* BEGIN *

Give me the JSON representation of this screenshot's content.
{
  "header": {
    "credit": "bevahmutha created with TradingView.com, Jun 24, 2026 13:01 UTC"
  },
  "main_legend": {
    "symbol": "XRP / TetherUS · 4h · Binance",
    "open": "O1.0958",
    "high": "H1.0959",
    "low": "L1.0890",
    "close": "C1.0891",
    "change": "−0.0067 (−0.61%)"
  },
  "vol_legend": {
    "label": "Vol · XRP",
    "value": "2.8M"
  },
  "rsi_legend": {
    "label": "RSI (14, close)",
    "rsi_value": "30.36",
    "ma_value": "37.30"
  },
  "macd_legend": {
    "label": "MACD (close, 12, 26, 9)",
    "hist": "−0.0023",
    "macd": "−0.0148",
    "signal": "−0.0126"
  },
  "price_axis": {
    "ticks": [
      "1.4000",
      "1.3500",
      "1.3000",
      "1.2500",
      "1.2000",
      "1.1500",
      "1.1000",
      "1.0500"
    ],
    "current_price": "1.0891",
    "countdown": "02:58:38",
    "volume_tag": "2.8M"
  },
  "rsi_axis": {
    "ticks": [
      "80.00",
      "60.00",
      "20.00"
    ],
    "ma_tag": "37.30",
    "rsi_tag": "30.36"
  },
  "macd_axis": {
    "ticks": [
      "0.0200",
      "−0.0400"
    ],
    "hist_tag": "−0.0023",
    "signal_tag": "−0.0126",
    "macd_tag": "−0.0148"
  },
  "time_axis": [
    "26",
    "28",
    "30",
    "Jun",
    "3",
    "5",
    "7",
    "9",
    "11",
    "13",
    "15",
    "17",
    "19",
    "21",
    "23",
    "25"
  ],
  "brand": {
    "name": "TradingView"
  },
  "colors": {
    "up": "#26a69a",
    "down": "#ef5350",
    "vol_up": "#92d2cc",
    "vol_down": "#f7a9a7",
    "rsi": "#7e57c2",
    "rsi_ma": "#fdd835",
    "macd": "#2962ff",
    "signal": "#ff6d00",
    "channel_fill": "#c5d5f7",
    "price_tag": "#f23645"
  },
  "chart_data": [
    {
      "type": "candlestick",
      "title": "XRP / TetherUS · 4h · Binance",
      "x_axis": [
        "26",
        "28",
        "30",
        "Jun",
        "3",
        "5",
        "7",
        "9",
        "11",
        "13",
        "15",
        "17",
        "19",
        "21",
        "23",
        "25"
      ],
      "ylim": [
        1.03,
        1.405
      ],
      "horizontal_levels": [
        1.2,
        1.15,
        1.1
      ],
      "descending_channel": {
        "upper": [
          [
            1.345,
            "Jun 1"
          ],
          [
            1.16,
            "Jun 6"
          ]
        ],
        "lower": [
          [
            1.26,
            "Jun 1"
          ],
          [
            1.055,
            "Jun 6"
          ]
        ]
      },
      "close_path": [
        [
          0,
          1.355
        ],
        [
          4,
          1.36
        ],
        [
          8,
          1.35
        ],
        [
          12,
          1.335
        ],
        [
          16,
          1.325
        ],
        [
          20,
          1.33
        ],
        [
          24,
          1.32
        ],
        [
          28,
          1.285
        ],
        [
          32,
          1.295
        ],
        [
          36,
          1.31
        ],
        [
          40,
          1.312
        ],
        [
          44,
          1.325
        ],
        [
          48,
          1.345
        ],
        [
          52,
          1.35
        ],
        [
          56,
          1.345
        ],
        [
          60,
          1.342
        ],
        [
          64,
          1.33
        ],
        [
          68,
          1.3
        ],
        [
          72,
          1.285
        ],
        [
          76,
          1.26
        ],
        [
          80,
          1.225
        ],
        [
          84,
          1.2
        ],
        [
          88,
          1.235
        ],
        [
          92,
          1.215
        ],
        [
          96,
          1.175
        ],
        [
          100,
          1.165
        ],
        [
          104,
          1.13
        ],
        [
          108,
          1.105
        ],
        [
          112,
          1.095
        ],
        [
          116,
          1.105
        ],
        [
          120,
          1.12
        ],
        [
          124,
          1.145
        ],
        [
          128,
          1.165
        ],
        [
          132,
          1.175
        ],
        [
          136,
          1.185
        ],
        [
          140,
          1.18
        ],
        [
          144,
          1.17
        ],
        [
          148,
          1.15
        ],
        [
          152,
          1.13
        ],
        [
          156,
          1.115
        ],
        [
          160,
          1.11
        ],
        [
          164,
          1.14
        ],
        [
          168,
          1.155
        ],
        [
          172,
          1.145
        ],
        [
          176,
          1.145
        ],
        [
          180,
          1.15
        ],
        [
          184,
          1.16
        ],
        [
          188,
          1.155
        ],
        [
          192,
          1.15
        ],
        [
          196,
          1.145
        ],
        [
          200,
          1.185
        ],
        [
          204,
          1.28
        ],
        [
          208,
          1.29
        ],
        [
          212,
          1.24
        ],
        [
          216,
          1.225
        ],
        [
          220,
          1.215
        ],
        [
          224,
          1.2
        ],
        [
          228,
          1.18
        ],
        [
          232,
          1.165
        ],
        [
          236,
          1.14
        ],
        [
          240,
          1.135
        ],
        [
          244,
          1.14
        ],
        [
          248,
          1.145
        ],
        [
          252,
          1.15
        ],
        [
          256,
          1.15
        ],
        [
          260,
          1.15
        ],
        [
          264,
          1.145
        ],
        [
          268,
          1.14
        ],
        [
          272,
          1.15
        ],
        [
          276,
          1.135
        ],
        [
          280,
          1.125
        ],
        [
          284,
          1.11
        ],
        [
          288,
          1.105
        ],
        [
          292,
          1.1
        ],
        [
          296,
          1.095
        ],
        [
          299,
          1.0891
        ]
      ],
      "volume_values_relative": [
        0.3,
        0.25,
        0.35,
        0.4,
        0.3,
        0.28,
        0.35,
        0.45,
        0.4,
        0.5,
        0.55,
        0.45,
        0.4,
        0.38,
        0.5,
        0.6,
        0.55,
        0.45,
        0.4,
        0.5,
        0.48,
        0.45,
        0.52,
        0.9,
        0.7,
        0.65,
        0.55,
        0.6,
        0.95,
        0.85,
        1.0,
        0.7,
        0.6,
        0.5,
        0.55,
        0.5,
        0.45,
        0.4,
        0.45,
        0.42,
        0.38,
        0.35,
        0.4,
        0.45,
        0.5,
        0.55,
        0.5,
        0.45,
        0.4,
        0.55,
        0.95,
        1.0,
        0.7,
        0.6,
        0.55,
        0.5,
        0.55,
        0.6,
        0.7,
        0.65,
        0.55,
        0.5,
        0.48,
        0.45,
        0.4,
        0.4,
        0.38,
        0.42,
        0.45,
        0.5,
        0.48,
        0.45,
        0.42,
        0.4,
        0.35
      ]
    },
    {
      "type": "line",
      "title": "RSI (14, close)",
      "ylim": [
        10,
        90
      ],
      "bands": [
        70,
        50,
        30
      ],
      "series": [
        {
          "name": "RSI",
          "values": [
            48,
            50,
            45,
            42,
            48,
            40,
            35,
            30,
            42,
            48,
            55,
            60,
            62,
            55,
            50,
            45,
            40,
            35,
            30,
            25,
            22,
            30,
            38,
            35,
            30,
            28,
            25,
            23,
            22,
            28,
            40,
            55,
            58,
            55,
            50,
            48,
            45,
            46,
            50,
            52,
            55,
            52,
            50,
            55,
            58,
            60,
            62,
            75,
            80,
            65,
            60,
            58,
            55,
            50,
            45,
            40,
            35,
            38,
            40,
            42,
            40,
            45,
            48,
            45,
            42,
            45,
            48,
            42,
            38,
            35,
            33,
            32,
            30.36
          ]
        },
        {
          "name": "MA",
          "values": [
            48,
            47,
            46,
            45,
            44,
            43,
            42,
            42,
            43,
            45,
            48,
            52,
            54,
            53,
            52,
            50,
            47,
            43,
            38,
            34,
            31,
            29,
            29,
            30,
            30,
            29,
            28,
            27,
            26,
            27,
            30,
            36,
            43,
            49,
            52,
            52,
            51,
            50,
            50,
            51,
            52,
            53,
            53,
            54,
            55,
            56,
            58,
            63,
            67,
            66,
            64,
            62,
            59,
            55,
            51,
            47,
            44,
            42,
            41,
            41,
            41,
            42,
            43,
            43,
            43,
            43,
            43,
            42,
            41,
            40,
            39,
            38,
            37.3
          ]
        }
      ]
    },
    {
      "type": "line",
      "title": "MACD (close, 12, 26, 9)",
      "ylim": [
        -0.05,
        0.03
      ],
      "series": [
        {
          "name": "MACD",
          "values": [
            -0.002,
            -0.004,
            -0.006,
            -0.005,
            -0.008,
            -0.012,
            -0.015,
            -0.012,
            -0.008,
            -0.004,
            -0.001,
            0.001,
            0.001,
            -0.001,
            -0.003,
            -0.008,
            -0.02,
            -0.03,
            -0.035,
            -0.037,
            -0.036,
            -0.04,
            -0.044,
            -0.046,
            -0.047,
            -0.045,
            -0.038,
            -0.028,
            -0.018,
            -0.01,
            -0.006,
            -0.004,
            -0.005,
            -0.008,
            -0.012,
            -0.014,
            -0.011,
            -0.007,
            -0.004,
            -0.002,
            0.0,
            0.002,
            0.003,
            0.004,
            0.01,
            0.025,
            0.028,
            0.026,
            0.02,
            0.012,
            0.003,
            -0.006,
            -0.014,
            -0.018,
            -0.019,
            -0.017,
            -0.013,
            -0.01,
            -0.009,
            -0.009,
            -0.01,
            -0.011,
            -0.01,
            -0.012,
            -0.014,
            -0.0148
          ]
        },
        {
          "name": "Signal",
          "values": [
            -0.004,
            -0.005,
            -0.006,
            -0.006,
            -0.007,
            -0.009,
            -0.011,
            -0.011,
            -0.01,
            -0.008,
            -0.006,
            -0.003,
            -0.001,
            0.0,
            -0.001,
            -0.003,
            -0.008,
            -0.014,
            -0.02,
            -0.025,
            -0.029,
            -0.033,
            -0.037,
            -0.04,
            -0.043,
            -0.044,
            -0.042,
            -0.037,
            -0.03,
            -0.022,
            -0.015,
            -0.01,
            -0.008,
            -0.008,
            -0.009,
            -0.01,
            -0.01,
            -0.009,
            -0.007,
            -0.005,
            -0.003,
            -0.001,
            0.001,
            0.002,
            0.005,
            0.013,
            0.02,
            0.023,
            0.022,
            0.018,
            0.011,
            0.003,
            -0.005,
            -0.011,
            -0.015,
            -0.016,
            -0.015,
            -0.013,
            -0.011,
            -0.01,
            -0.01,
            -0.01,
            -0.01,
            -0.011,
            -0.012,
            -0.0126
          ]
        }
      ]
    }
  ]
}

* END *

- **WHAT THIS TASK INVOLVES**
Looking at the entries above, how many lines contain the word "name"? Answer with the number alone.

- **TASK RESPONSE**
5